* Required work
Print the entries that appear below, exactly as written and without their pictures.

* Stored records
** start **

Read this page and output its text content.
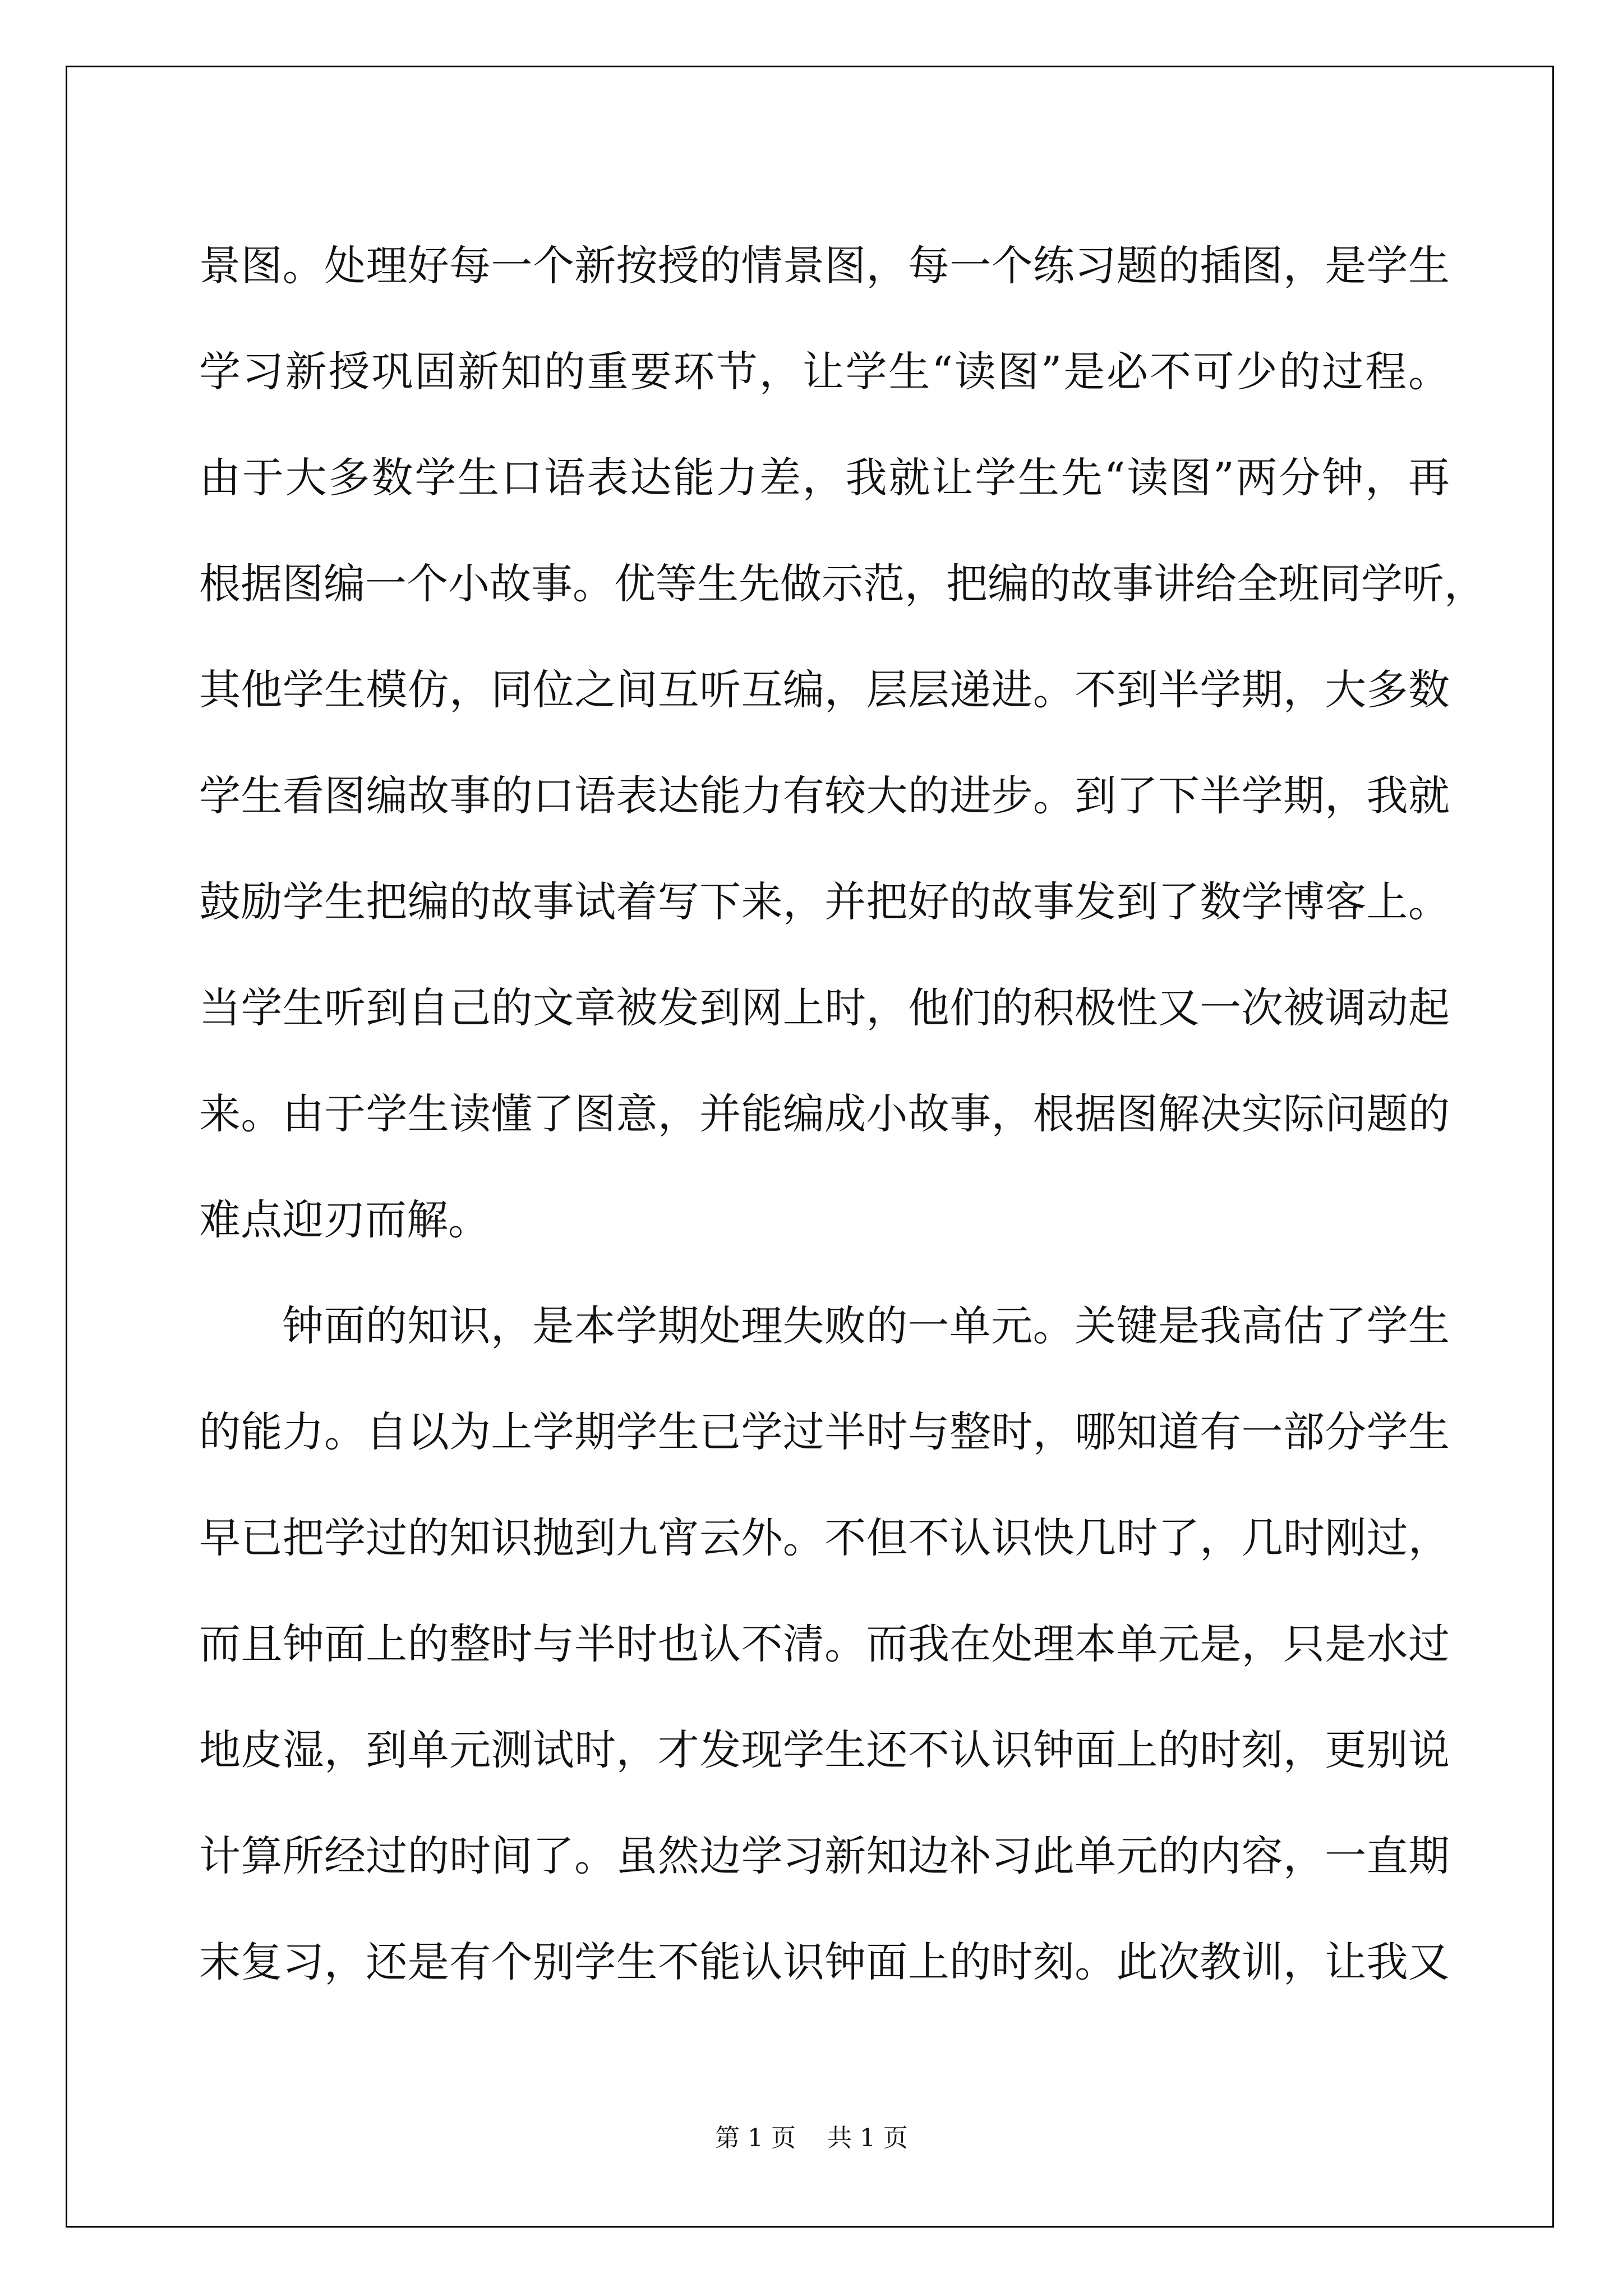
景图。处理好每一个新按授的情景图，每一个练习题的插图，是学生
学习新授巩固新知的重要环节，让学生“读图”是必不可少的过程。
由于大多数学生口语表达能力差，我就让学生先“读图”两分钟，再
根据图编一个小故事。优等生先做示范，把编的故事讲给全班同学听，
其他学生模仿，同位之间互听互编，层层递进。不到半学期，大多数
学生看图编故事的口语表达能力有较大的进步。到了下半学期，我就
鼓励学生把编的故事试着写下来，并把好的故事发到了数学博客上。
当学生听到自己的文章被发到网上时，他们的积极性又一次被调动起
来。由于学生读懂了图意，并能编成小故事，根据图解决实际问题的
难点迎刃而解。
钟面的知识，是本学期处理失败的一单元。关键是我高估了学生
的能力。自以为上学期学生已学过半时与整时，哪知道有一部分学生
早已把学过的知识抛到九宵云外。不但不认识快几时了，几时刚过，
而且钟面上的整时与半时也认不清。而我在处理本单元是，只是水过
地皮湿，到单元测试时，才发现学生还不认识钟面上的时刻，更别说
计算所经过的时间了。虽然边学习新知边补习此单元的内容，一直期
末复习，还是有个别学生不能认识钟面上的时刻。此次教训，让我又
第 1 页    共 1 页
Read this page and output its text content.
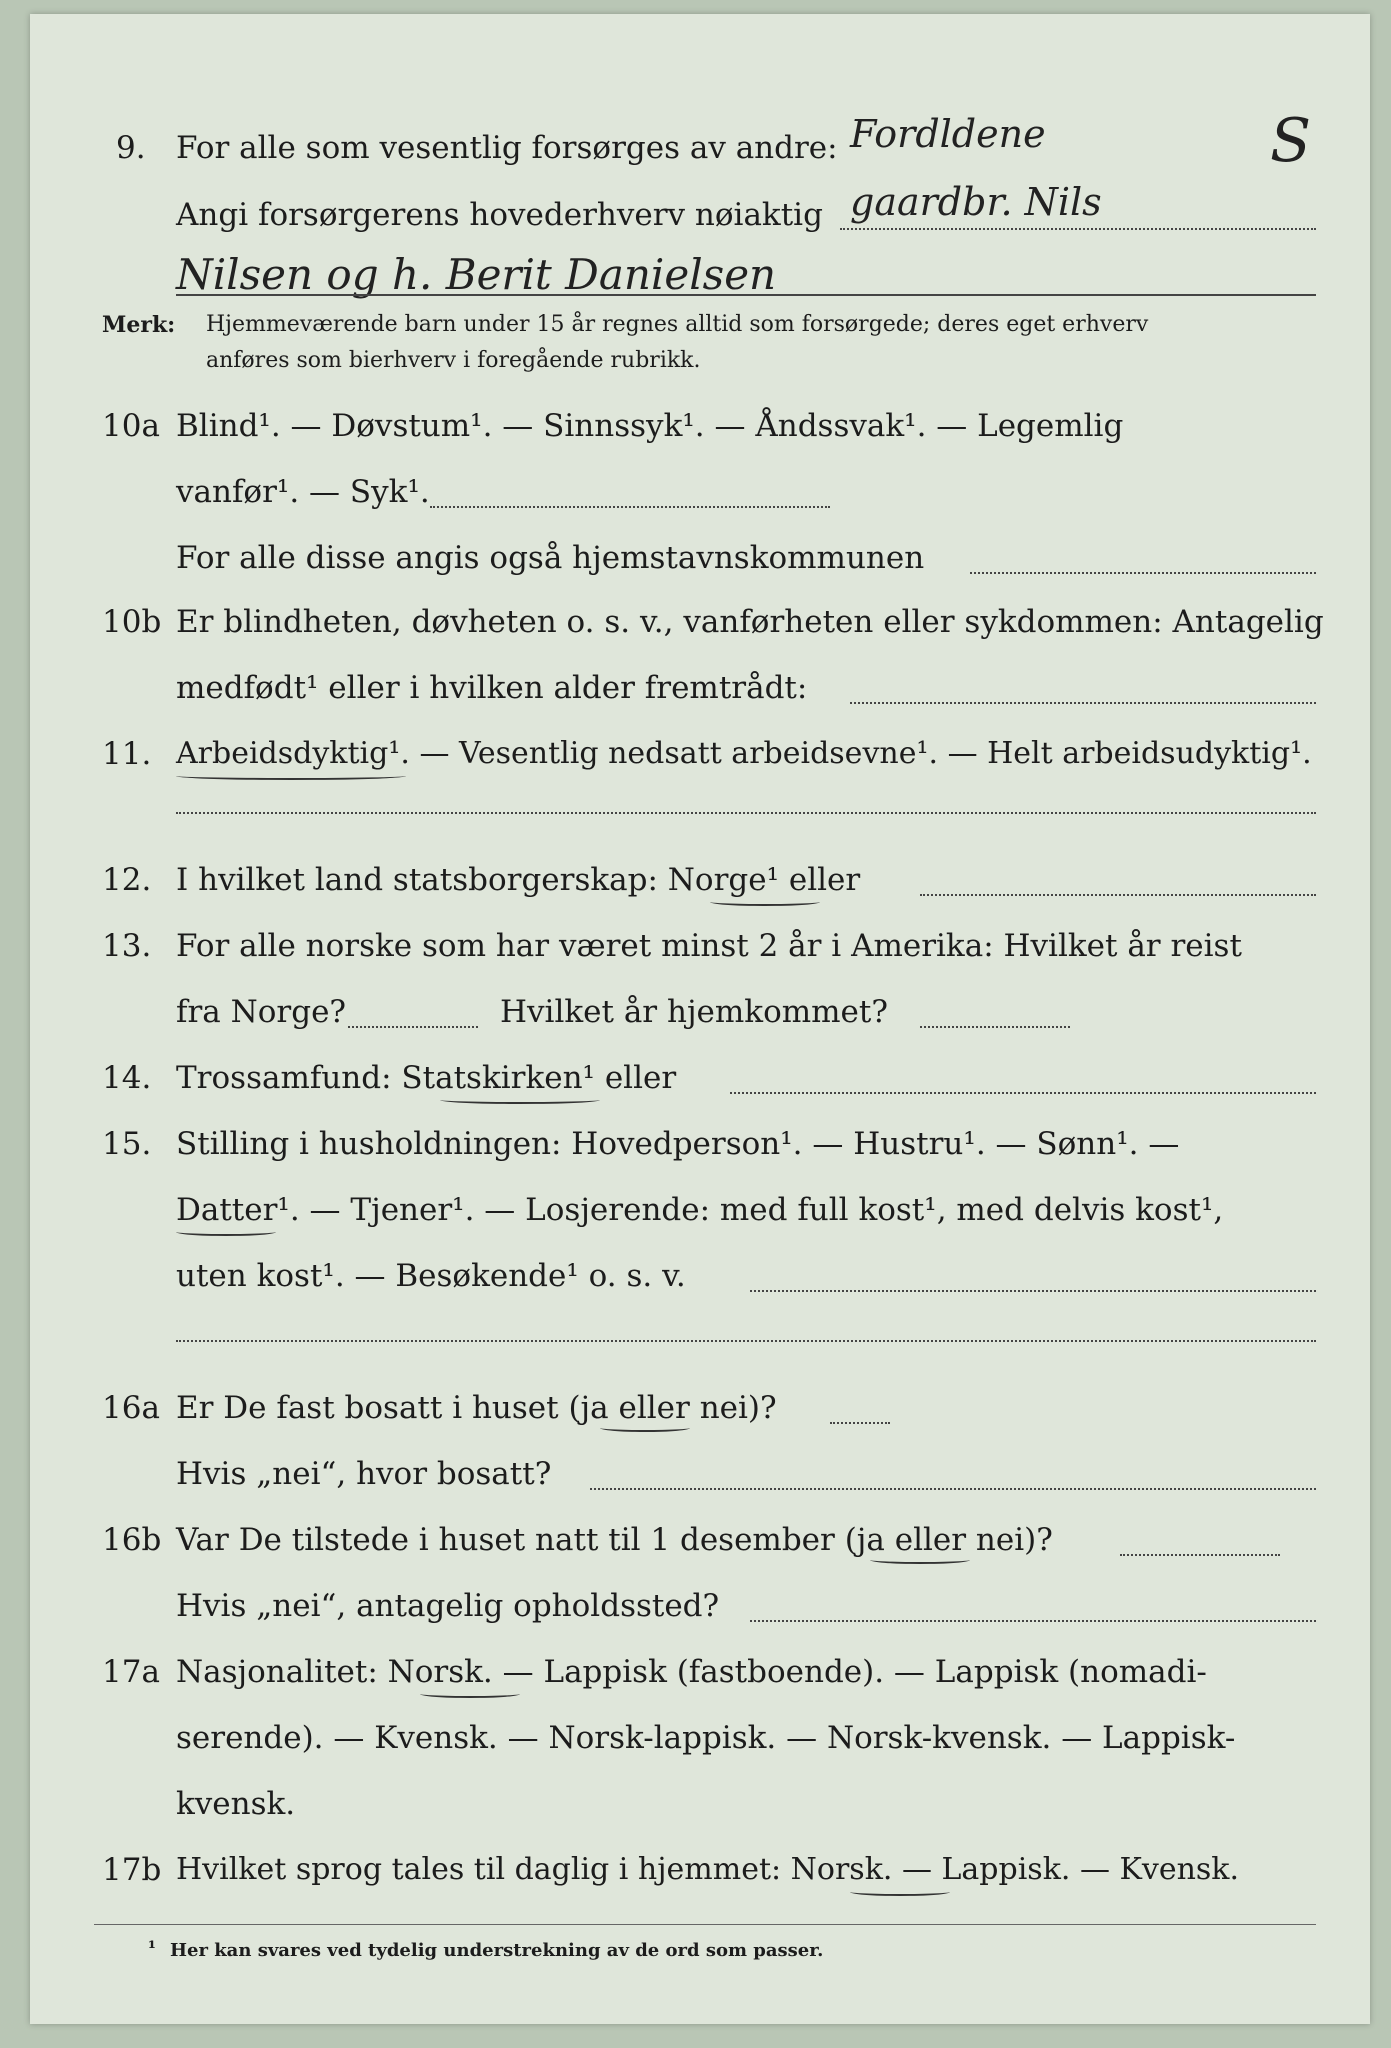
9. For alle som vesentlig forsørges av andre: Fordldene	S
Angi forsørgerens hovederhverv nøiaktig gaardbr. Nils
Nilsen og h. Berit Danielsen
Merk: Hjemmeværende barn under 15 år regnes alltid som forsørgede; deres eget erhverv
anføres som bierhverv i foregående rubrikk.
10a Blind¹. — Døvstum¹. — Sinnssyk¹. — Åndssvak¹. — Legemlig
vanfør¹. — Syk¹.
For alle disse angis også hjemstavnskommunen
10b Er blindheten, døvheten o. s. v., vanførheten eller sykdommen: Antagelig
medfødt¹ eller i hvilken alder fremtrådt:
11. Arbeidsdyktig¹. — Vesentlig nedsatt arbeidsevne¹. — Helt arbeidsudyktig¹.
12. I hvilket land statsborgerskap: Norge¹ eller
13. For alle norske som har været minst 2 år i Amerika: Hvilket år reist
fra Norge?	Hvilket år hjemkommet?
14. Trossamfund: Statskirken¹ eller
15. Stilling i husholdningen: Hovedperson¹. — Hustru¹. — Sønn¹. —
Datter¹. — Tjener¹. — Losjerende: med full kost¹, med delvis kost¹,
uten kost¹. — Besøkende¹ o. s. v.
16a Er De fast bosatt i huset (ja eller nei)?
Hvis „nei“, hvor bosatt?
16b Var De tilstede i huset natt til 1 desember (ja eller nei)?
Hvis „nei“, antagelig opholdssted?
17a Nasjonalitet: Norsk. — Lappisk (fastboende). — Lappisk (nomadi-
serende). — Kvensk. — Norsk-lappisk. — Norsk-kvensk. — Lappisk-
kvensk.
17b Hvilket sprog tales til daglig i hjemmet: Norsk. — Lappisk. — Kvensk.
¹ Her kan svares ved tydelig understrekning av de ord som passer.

** end **

* Worked answer
Read this page and output its text content.
景图。处理好每一个新按授的情景图，每一个练习题的插图，是学生
学习新授巩固新知的重要环节，让学生“读图”是必不可少的过程。
由于大多数学生口语表达能力差，我就让学生先“读图”两分钟，再
根据图编一个小故事。优等生先做示范，把编的故事讲给全班同学听，
其他学生模仿，同位之间互听互编，层层递进。不到半学期，大多数
学生看图编故事的口语表达能力有较大的进步。到了下半学期，我就
鼓励学生把编的故事试着写下来，并把好的故事发到了数学博客上。
当学生听到自己的文章被发到网上时，他们的积极性又一次被调动起
来。由于学生读懂了图意，并能编成小故事，根据图解决实际问题的
难点迎刃而解。
钟面的知识，是本学期处理失败的一单元。关键是我高估了学生
的能力。自以为上学期学生已学过半时与整时，哪知道有一部分学生
早已把学过的知识抛到九宵云外。不但不认识快几时了，几时刚过，
而且钟面上的整时与半时也认不清。而我在处理本单元是，只是水过
地皮湿，到单元测试时，才发现学生还不认识钟面上的时刻，更别说
计算所经过的时间了。虽然边学习新知边补习此单元的内容，一直期
末复习，还是有个别学生不能认识钟面上的时刻。此次教训，让我又
第 1 页    共 1 页
Read this page and output its text content.
9. For alle som vesentlig forsørges av andre: Fordldene	S
Angi forsørgerens hovederhverv nøiaktig gaardbr. Nils
Nilsen og h. Berit Danielsen
Merk: Hjemmeværende barn under 15 år regnes alltid som forsørgede; deres eget erhverv
anføres som bierhverv i foregående rubrikk.
10a Blind¹. — Døvstum¹. — Sinnssyk¹. — Åndssvak¹. — Legemlig
vanfør¹. — Syk¹.
For alle disse angis også hjemstavnskommunen
10b Er blindheten, døvheten o. s. v., vanførheten eller sykdommen: Antagelig
medfødt¹ eller i hvilken alder fremtrådt:
11. Arbeidsdyktig¹. — Vesentlig nedsatt arbeidsevne¹. — Helt arbeidsudyktig¹.
12. I hvilket land statsborgerskap: Norge¹ eller
13. For alle norske som har været minst 2 år i Amerika: Hvilket år reist
fra Norge?	Hvilket år hjemkommet?
14. Trossamfund: Statskirken¹ eller
15. Stilling i husholdningen: Hovedperson¹. — Hustru¹. — Sønn¹. —
Datter¹. — Tjener¹. — Losjerende: med full kost¹, med delvis kost¹,
uten kost¹. — Besøkende¹ o. s. v.
16a Er De fast bosatt i huset (ja eller nei)?
Hvis „nei“, hvor bosatt?
16b Var De tilstede i huset natt til 1 desember (ja eller nei)?
Hvis „nei“, antagelig opholdssted?
17a Nasjonalitet: Norsk. — Lappisk (fastboende). — Lappisk (nomadi-
serende). — Kvensk. — Norsk-lappisk. — Norsk-kvensk. — Lappisk-
kvensk.
17b Hvilket sprog tales til daglig i hjemmet: Norsk. — Lappisk. — Kvensk.
¹ Her kan svares ved tydelig understrekning av de ord som passer.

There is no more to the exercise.